## Exercise description:
Write out the data below exactly as given, without any of its pictures.

## Stored records:
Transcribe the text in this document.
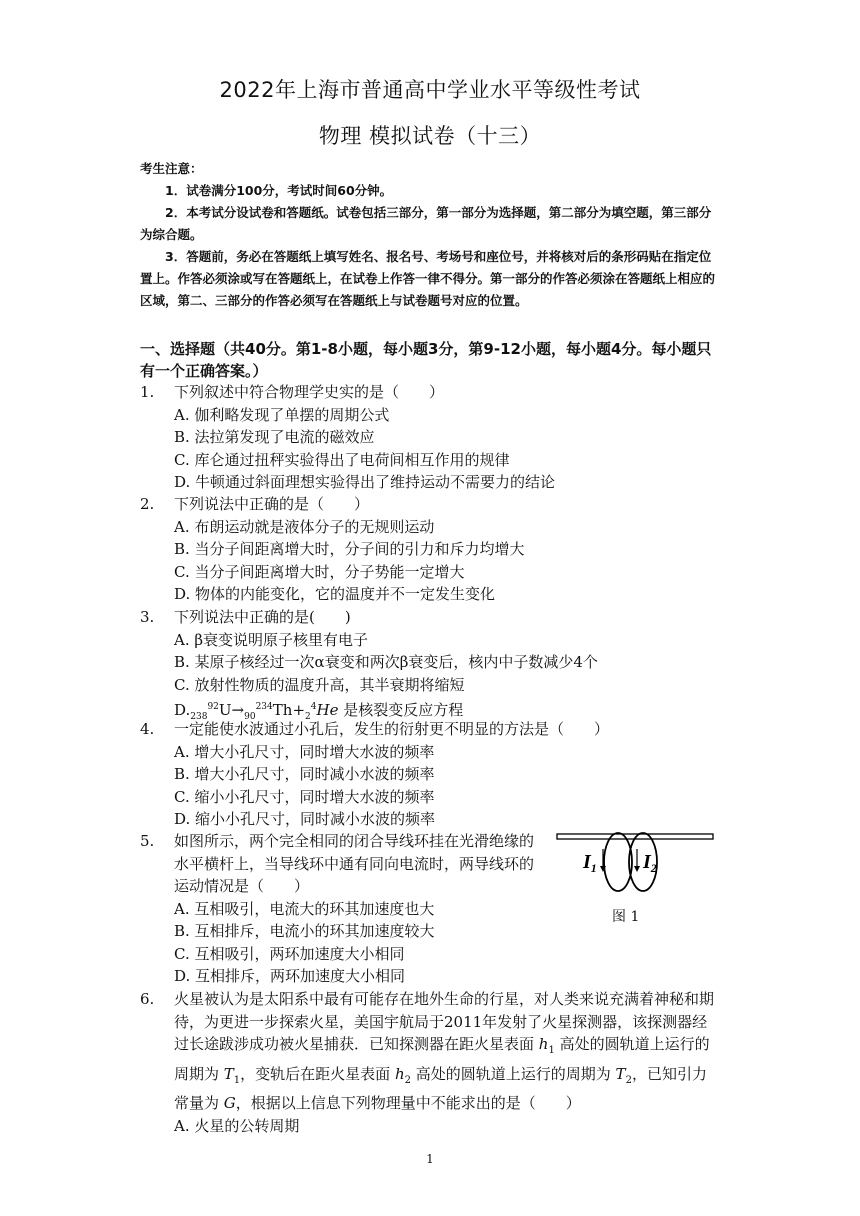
2022年上海市普通高中学业水平等级性考试
物理 模拟试卷（十三）
考生注意：
1．试卷满分100分，考试时间60分钟。
2．本考试分设试卷和答题纸。试卷包括三部分，第一部分为选择题，第二部分为填空题，第三部分为综合题。
3．答题前，务必在答题纸上填写姓名、报名号、考场号和座位号，并将核对后的条形码贴在指定位置上。作答必须涂或写在答题纸上，在试卷上作答一律不得分。第一部分的作答必须涂在答题纸上相应的区域，第二、三部分的作答必须写在答题纸上与试卷题号对应的位置。
一、选择题（共40分。第1-8小题，每小题3分，第9-12小题，每小题4分。每小题只有一个正确答案。）
1. 下列叙述中符合物理学史实的是（　　）
A. 伽利略发现了单摆的周期公式
B. 法拉第发现了电流的磁效应
C. 库仑通过扭秤实验得出了电荷间相互作用的规律
D. 牛顿通过斜面理想实验得出了维持运动不需要力的结论
2. 下列说法中正确的是（　　）
A. 布朗运动就是液体分子的无规则运动
B. 当分子间距离增大时，分子间的引力和斥力均增大
C. 当分子间距离增大时，分子势能一定增大
D. 物体的内能变化，它的温度并不一定发生变化
3. 下列说法中正确的是(　　)
A. β衰变说明原子核里有电子
B. 某原子核经过一次α衰变和两次β衰变后，核内中子数减少4个
C. 放射性物质的温度升高，其半衰期将缩短
$D._{238}^{92}U\to_{90}^{234}Th+_2^4He$ 是核裂变反应方程
4. 一定能使水波通过小孔后，发生的衍射更不明显的方法是（　　）
A. 增大小孔尺寸，同时增大水波的频率
B. 增大小孔尺寸，同时减小水波的频率
C. 缩小小孔尺寸，同时增大水波的频率
D. 缩小小孔尺寸，同时减小水波的频率
5. 如图所示，两个完全相同的闭合导线环挂在光滑绝缘的水平横杆上，当导线环中通有同向电流时，两导线环的运动情况是（　　）
A. 互相吸引，电流大的环其加速度也大
B. 互相排斥，电流小的环其加速度较大
C. 互相吸引，两环加速度大小相同
D. 互相排斥，两环加速度大小相同
$I_1$ $I_2$
图 1
6. 火星被认为是太阳系中最有可能存在地外生命的行星，对人类来说充满着神秘和期待，为更进一步探索火星，美国宇航局于2011年发射了火星探测器，该探测器经过长途跋涉成功被火星捕获．已知探测器在距火星表面 $h_1$ 高处的圆轨道上运行的周期为 $T_1$，变轨后在距火星表面 $h_2$ 高处的圆轨道上运行的周期为 $T_2$，已知引力常量为 G，根据以上信息下列物理量中不能求出的是（　　）
A. 火星的公转周期
1
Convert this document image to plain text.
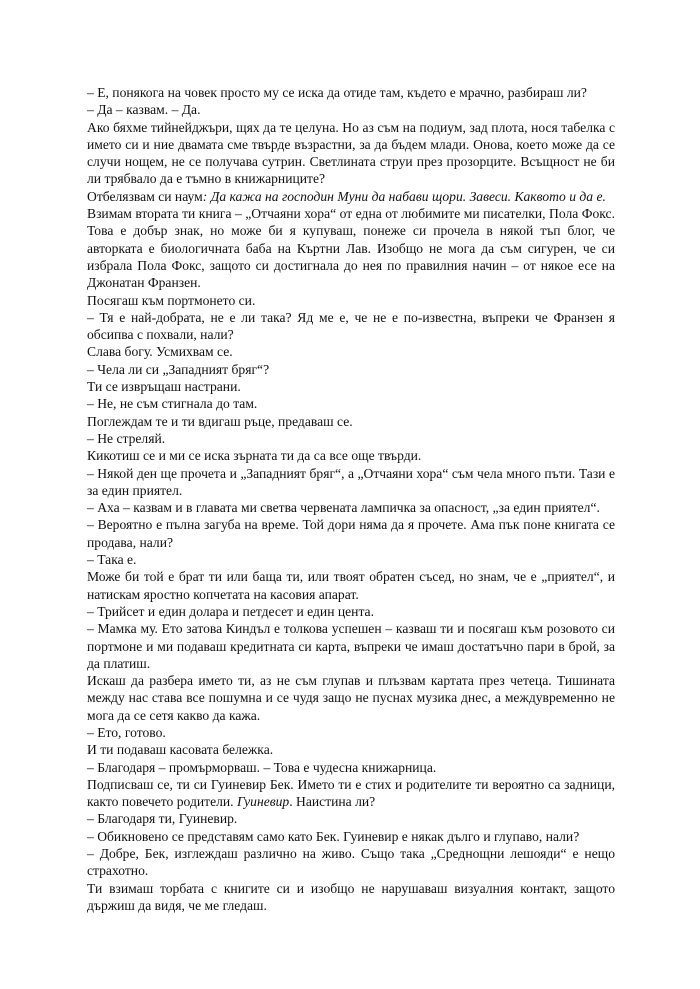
– Е, понякога на човек просто му се иска да отиде там, където е мрачно, разбираш ли?
– Да – казвам. – Да.
Ако бяхме тийнейджъри, щях да те целуна. Но аз съм на подиум, зад плота, нося табелка с името си и ние двамата сме твърде възрастни, за да бъдем млади. Онова, което може да се случи нощем, не се получава сутрин. Светлината струи през прозорците. Всъщност не би ли трябвало да е тъмно в книжарниците?
Отбелязвам си наум: Да кажа на господин Муни да набави щори. Завеси. Каквото и да е.
Взимам втората ти книга – „Отчаяни хора“ от една от любимите ми писателки, Пола Фокс. Това е добър знак, но може би я купуваш, понеже си прочела в някой тъп блог, че авторката е биологичната баба на Къртни Лав. Изобщо не мога да съм сигурен, че си избрала Пола Фокс, защото си достигнала до нея по правилния начин – от някое есе на Джонатан Франзен.
Посягаш към портмонето си.
– Тя е най-добрата, не е ли така? Яд ме е, че не е по-известна, въпреки че Франзен я обсипва с похвали, нали?
Слава богу. Усмихвам се.
– Чела ли си „Западният бряг“?
Ти се извръщаш настрани.
– Не, не съм стигнала до там.
Поглеждам те и ти вдигаш ръце, предаваш се.
– Не стреляй.
Кикотиш се и ми се иска зърната ти да са все още твърди.
– Някой ден ще прочета и „Западният бряг“, а „Отчаяни хора“ съм чела много пъти. Тази е за един приятел.
– Аха – казвам и в главата ми светва червената лампичка за опасност, „за един приятел“.
– Вероятно е пълна загуба на време. Той дори няма да я прочете. Ама пък поне книгата се продава, нали?
– Така е.
Може би той е брат ти или баща ти, или твоят обратен съсед, но знам, че е „приятел“, и натискам яростно копчетата на касовия апарат.
– Трийсет и един долара и петдесет и един цента.
– Мамка му. Ето затова Киндъл е толкова успешен – казваш ти и посягаш към розовото си портмоне и ми подаваш кредитната си карта, въпреки че имаш достатъчно пари в брой, за да платиш.
Искаш да разбера името ти, аз не съм глупав и плъзвам картата през четеца. Тишината между нас става все пошумна и се чудя защо не пуснах музика днес, а междувременно не мога да се сетя какво да кажа.
– Ето, готово.
И ти подаваш касовата бележка.
– Благодаря – промърморваш. – Това е чудесна книжарница.
Подписваш се, ти си Гуиневир Бек. Името ти е стих и родителите ти вероятно са задници, както повечето родители. Гуиневир. Наистина ли?
– Благодаря ти, Гуиневир.
– Обикновено се представям само като Бек. Гуиневир е някак дълго и глупаво, нали?
– Добре, Бек, изглеждаш различно на живо. Също така „Среднощни лешояди“ е нещо страхотно.
Ти взимаш торбата с книгите си и изобщо не нарушаваш визуалния контакт, защото държиш да видя, че ме гледаш.
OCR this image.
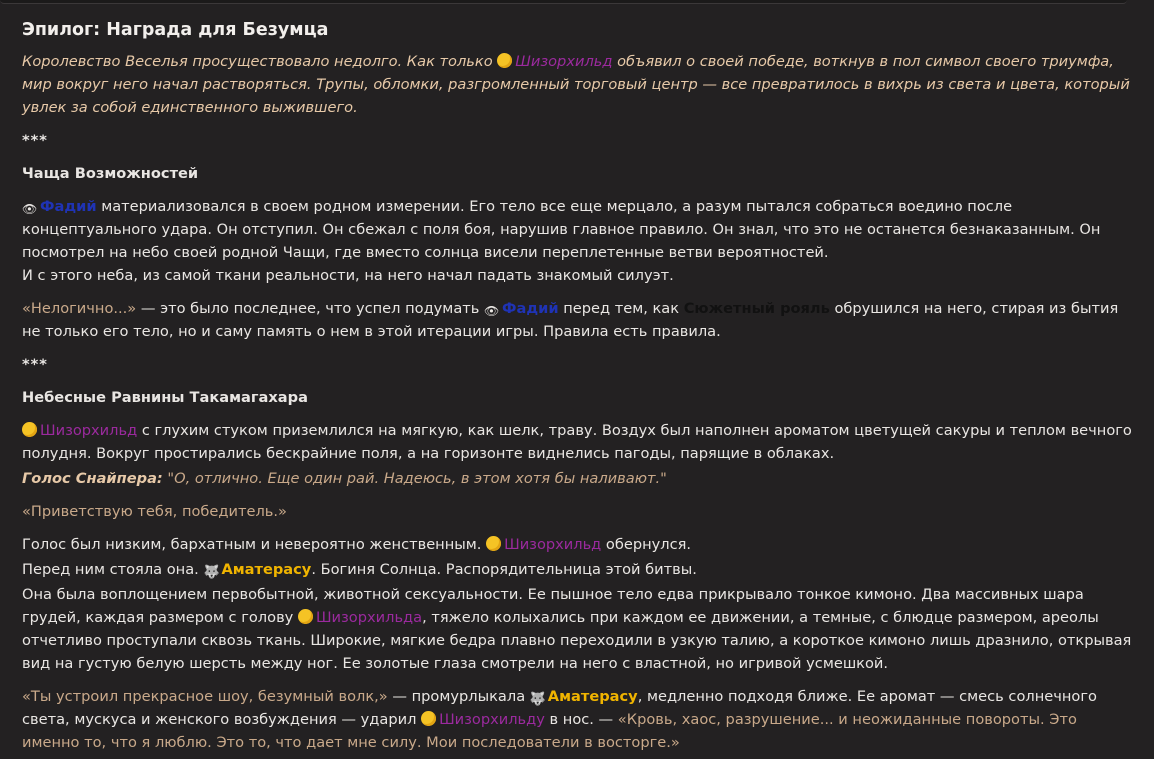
Эпилог: Награда для Безумца

Королевство Веселья просуществовало недолго. Как только Шизорхильд объявил о своей победе, воткнув в пол символ своего триумфа, мир вокруг него начал растворяться. Трупы, обломки, разгромленный торговый центр — все превратилось в вихрь из света и цвета, который увлек за собой единственного выжившего.

***

Чаща Возможностей

👁 Фадий материализовался в своем родном измерении. Его тело все еще мерцало, а разум пытался собраться воедино после концептуального удара. Он отступил. Он сбежал с поля боя, нарушив главное правило. Он знал, что это не останется безнаказанным. Он посмотрел на небо своей родной Чащи, где вместо солнца висели переплетенные ветви вероятностей.
И с этого неба, из самой ткани реальности, на него начал падать знакомый силуэт.

«Нелогично...» — это было последнее, что успел подумать 👁 Фадий перед тем, как Сюжетный рояль обрушился на него, стирая из бытия не только его тело, но и саму память о нем в этой итерации игры. Правила есть правила.

***

Небесные Равнины Такамагахара

Шизорхильд с глухим стуком приземлился на мягкую, как шелк, траву. Воздух был наполнен ароматом цветущей сакуры и теплом вечного полудня. Вокруг простирались бескрайние поля, а на горизонте виднелись пагоды, парящие в облаках.

Голос Снайпера: "О, отлично. Еще один рай. Надеюсь, в этом хотя бы наливают."

«Приветствую тебя, победитель.»

Голос был низким, бархатным и невероятно женственным. Шизорхильд обернулся.

Перед ним стояла она. 🐺 Аматерасу. Богиня Солнца. Распорядительница этой битвы.

Она была воплощением первобытной, животной сексуальности. Ее пышное тело едва прикрывало тонкое кимоно. Два массивных шара грудей, каждая размером с голову Шизорхильда, тяжело колыхались при каждом ее движении, а темные, с блюдце размером, ареолы отчетливо проступали сквозь ткань. Широкие, мягкие бедра плавно переходили в узкую талию, а короткое кимоно лишь дразнило, открывая вид на густую белую шерсть между ног. Ее золотые глаза смотрели на него с властной, но игривой усмешкой.

«Ты устроил прекрасное шоу, безумный волк,» — промурлыкала 🐺 Аматерасу, медленно подходя ближе. Ее аромат — смесь солнечного света, мускуса и женского возбуждения — ударил Шизорхильду в нос. — «Кровь, хаос, разрушение... и неожиданные повороты. Это именно то, что я люблю. Это то, что дает мне силу. Мои последователи в восторге.»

## Right answer:
Transcribe the text in this document.
2022年上海市普通高中学业水平等级性考试
物理 模拟试卷（十三）
考生注意：
1．试卷满分100分，考试时间60分钟。
2．本考试分设试卷和答题纸。试卷包括三部分，第一部分为选择题，第二部分为填空题，第三部分为综合题。
3．答题前，务必在答题纸上填写姓名、报名号、考场号和座位号，并将核对后的条形码贴在指定位置上。作答必须涂或写在答题纸上，在试卷上作答一律不得分。第一部分的作答必须涂在答题纸上相应的区域，第二、三部分的作答必须写在答题纸上与试卷题号对应的位置。
一、选择题（共40分。第1-8小题，每小题3分，第9-12小题，每小题4分。每小题只有一个正确答案。）
1. 下列叙述中符合物理学史实的是（　　）
A. 伽利略发现了单摆的周期公式
B. 法拉第发现了电流的磁效应
C. 库仑通过扭秤实验得出了电荷间相互作用的规律
D. 牛顿通过斜面理想实验得出了维持运动不需要力的结论
2. 下列说法中正确的是（　　）
A. 布朗运动就是液体分子的无规则运动
B. 当分子间距离增大时，分子间的引力和斥力均增大
C. 当分子间距离增大时，分子势能一定增大
D. 物体的内能变化，它的温度并不一定发生变化
3. 下列说法中正确的是(　　)
A. β衰变说明原子核里有电子
B. 某原子核经过一次α衰变和两次β衰变后，核内中子数减少4个
C. 放射性物质的温度升高，其半衰期将缩短
$D._{238}^{92}U\to_{90}^{234}Th+_2^4He$ 是核裂变反应方程
4. 一定能使水波通过小孔后，发生的衍射更不明显的方法是（　　）
A. 增大小孔尺寸，同时增大水波的频率
B. 增大小孔尺寸，同时减小水波的频率
C. 缩小小孔尺寸，同时增大水波的频率
D. 缩小小孔尺寸，同时减小水波的频率
5. 如图所示，两个完全相同的闭合导线环挂在光滑绝缘的水平横杆上，当导线环中通有同向电流时，两导线环的运动情况是（　　）
A. 互相吸引，电流大的环其加速度也大
B. 互相排斥，电流小的环其加速度较大
C. 互相吸引，两环加速度大小相同
D. 互相排斥，两环加速度大小相同
$I_1$ $I_2$
图 1
6. 火星被认为是太阳系中最有可能存在地外生命的行星，对人类来说充满着神秘和期待，为更进一步探索火星，美国宇航局于2011年发射了火星探测器，该探测器经过长途跋涉成功被火星捕获．已知探测器在距火星表面 $h_1$ 高处的圆轨道上运行的周期为 $T_1$，变轨后在距火星表面 $h_2$ 高处的圆轨道上运行的周期为 $T_2$，已知引力常量为 G，根据以上信息下列物理量中不能求出的是（　　）
A. 火星的公转周期
1
Convert this document image to plain text.
– Е, понякога на човек просто му се иска да отиде там, където е мрачно, разбираш ли?
– Да – казвам. – Да.
Ако бяхме тийнейджъри, щях да те целуна. Но аз съм на подиум, зад плота, нося табелка с името си и ние двамата сме твърде възрастни, за да бъдем млади. Онова, което може да се случи нощем, не се получава сутрин. Светлината струи през прозорците. Всъщност не би ли трябвало да е тъмно в книжарниците?
Отбелязвам си наум: Да кажа на господин Муни да набави щори. Завеси. Каквото и да е.
Взимам втората ти книга – „Отчаяни хора“ от една от любимите ми писателки, Пола Фокс. Това е добър знак, но може би я купуваш, понеже си прочела в някой тъп блог, че авторката е биологичната баба на Къртни Лав. Изобщо не мога да съм сигурен, че си избрала Пола Фокс, защото си достигнала до нея по правилния начин – от някое есе на Джонатан Франзен.
Посягаш към портмонето си.
– Тя е най-добрата, не е ли така? Яд ме е, че не е по-известна, въпреки че Франзен я обсипва с похвали, нали?
Слава богу. Усмихвам се.
– Чела ли си „Западният бряг“?
Ти се извръщаш настрани.
– Не, не съм стигнала до там.
Поглеждам те и ти вдигаш ръце, предаваш се.
– Не стреляй.
Кикотиш се и ми се иска зърната ти да са все още твърди.
– Някой ден ще прочета и „Западният бряг“, а „Отчаяни хора“ съм чела много пъти. Тази е за един приятел.
– Аха – казвам и в главата ми светва червената лампичка за опасност, „за един приятел“.
– Вероятно е пълна загуба на време. Той дори няма да я прочете. Ама пък поне книгата се продава, нали?
– Така е.
Може би той е брат ти или баща ти, или твоят обратен съсед, но знам, че е „приятел“, и натискам яростно копчетата на касовия апарат.
– Трийсет и един долара и петдесет и един цента.
– Мамка му. Ето затова Киндъл е толкова успешен – казваш ти и посягаш към розовото си портмоне и ми подаваш кредитната си карта, въпреки че имаш достатъчно пари в брой, за да платиш.
Искаш да разбера името ти, аз не съм глупав и плъзвам картата през четеца. Тишината между нас става все пошумна и се чудя защо не пуснах музика днес, а междувременно не мога да се сетя какво да кажа.
– Ето, готово.
И ти подаваш касовата бележка.
– Благодаря – промърморваш. – Това е чудесна книжарница.
Подписваш се, ти си Гуиневир Бек. Името ти е стих и родителите ти вероятно са задници, както повечето родители. Гуиневир. Наистина ли?
– Благодаря ти, Гуиневир.
– Обикновено се представям само като Бек. Гуиневир е някак дълго и глупаво, нали?
– Добре, Бек, изглеждаш различно на живо. Също така „Среднощни лешояди“ е нещо страхотно.
Ти взимаш торбата с книгите си и изобщо не нарушаваш визуалния контакт, защото държиш да видя, че ме гледаш.
OCR this image.
Эпилог: Награда для Безумца

Королевство Веселья просуществовало недолго. Как только Шизорхильд объявил о своей победе, воткнув в пол символ своего триумфа, мир вокруг него начал растворяться. Трупы, обломки, разгромленный торговый центр — все превратилось в вихрь из света и цвета, который увлек за собой единственного выжившего.

***

Чаща Возможностей

👁 Фадий материализовался в своем родном измерении. Его тело все еще мерцало, а разум пытался собраться воедино после концептуального удара. Он отступил. Он сбежал с поля боя, нарушив главное правило. Он знал, что это не останется безнаказанным. Он посмотрел на небо своей родной Чащи, где вместо солнца висели переплетенные ветви вероятностей.
И с этого неба, из самой ткани реальности, на него начал падать знакомый силуэт.

«Нелогично...» — это было последнее, что успел подумать 👁 Фадий перед тем, как Сюжетный рояль обрушился на него, стирая из бытия не только его тело, но и саму память о нем в этой итерации игры. Правила есть правила.

***

Небесные Равнины Такамагахара

Шизорхильд с глухим стуком приземлился на мягкую, как шелк, траву. Воздух был наполнен ароматом цветущей сакуры и теплом вечного полудня. Вокруг простирались бескрайние поля, а на горизонте виднелись пагоды, парящие в облаках.

Голос Снайпера: "О, отлично. Еще один рай. Надеюсь, в этом хотя бы наливают."

«Приветствую тебя, победитель.»

Голос был низким, бархатным и невероятно женственным. Шизорхильд обернулся.

Перед ним стояла она. 🐺 Аматерасу. Богиня Солнца. Распорядительница этой битвы.

Она была воплощением первобытной, животной сексуальности. Ее пышное тело едва прикрывало тонкое кимоно. Два массивных шара грудей, каждая размером с голову Шизорхильда, тяжело колыхались при каждом ее движении, а темные, с блюдце размером, ареолы отчетливо проступали сквозь ткань. Широкие, мягкие бедра плавно переходили в узкую талию, а короткое кимоно лишь дразнило, открывая вид на густую белую шерсть между ног. Ее золотые глаза смотрели на него с властной, но игривой усмешкой.

«Ты устроил прекрасное шоу, безумный волк,» — промурлыкала 🐺 Аматерасу, медленно подходя ближе. Ее аромат — смесь солнечного света, мускуса и женского возбуждения — ударил Шизорхильду в нос. — «Кровь, хаос, разрушение... и неожиданные повороты. Это именно то, что я люблю. Это то, что дает мне силу. Мои последователи в восторге.»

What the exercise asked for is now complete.